**WHAT IS NEEDED**
Every entry must be echoed exactly.

**RECORD EXTRACTS**
§

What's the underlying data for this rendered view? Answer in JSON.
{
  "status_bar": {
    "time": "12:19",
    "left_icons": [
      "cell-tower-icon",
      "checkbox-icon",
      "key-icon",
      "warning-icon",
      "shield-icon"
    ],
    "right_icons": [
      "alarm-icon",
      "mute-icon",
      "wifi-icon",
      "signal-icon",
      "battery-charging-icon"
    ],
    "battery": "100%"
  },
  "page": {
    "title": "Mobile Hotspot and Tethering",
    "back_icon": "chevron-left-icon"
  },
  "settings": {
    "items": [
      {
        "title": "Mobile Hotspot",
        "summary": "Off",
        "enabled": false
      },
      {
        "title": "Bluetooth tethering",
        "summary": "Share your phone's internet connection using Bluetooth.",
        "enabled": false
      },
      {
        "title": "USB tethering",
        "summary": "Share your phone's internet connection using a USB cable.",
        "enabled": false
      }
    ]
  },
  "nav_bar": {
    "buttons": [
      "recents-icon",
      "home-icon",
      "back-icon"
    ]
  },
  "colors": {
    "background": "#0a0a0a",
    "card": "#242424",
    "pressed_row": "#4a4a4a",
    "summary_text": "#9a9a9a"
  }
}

§

**EXERCISE OUTPUT**
What's the underlying data for this rendered view? Answer in JSON.
{
  "status_bar": {
    "time": "12:19",
    "left_icons": [
      "cell-tower-icon",
      "checkbox-icon",
      "key-icon",
      "warning-icon",
      "shield-icon"
    ],
    "right_icons": [
      "alarm-icon",
      "mute-icon",
      "wifi-icon",
      "signal-icon",
      "battery-charging-icon"
    ],
    "battery": "100%"
  },
  "page": {
    "title": "Mobile Hotspot and Tethering",
    "back_icon": "chevron-left-icon"
  },
  "settings": {
    "items": [
      {
        "title": "Mobile Hotspot",
        "summary": "Off",
        "enabled": false
      },
      {
        "title": "Bluetooth tethering",
        "summary": "Share your phone's internet connection using Bluetooth.",
        "enabled": false
      },
      {
        "title": "USB tethering",
        "summary": "Share your phone's internet connection using a USB cable.",
        "enabled": false
      }
    ]
  },
  "nav_bar": {
    "buttons": [
      "recents-icon",
      "home-icon",
      "back-icon"
    ]
  },
  "colors": {
    "background": "#0a0a0a",
    "card": "#242424",
    "pressed_row": "#4a4a4a",
    "summary_text": "#9a9a9a"
  }
}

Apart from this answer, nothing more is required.